Structured figure records
============

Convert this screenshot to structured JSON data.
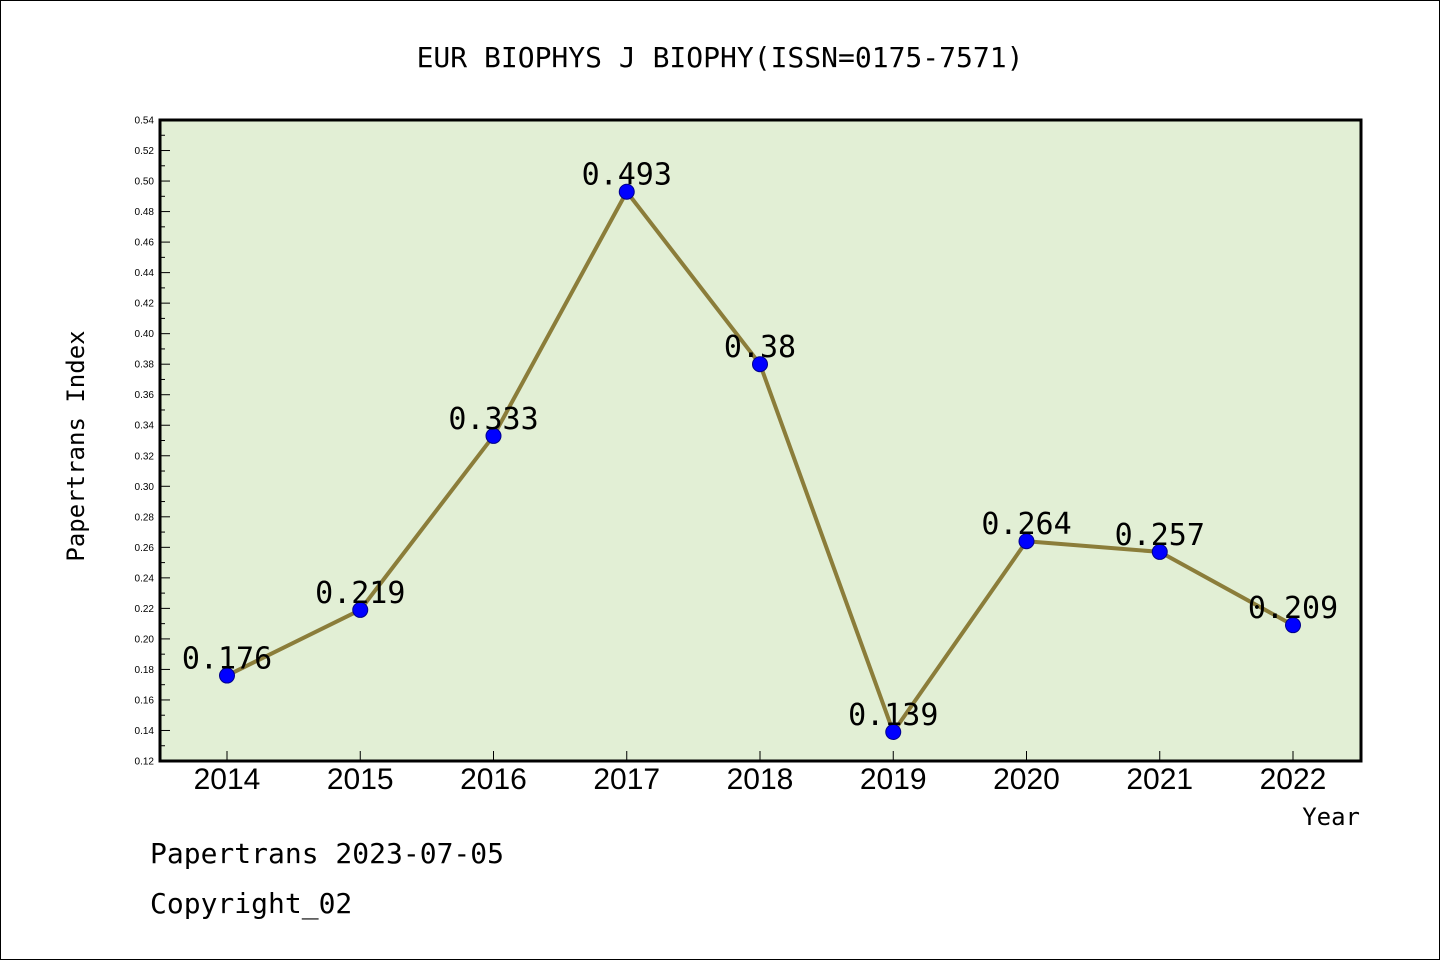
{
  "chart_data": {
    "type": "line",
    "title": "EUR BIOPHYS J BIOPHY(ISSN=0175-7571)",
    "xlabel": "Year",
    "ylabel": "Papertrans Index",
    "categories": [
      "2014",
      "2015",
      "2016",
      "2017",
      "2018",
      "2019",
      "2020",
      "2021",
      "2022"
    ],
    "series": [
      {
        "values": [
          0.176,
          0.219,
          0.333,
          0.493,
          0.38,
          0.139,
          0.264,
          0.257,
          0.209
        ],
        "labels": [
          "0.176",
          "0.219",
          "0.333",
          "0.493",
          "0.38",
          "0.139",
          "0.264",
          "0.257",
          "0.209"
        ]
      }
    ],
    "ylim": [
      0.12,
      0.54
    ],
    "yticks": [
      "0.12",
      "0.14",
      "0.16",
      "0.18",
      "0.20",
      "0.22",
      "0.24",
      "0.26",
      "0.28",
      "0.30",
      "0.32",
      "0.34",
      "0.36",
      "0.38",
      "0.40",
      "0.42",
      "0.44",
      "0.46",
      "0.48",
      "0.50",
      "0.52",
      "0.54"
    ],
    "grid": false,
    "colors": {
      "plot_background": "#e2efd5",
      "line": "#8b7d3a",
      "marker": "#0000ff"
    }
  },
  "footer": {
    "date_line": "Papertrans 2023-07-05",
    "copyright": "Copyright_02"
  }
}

============

** Task to complete **
Report only the number of lines in the data above that contain "Papertrans".

** Solution **
2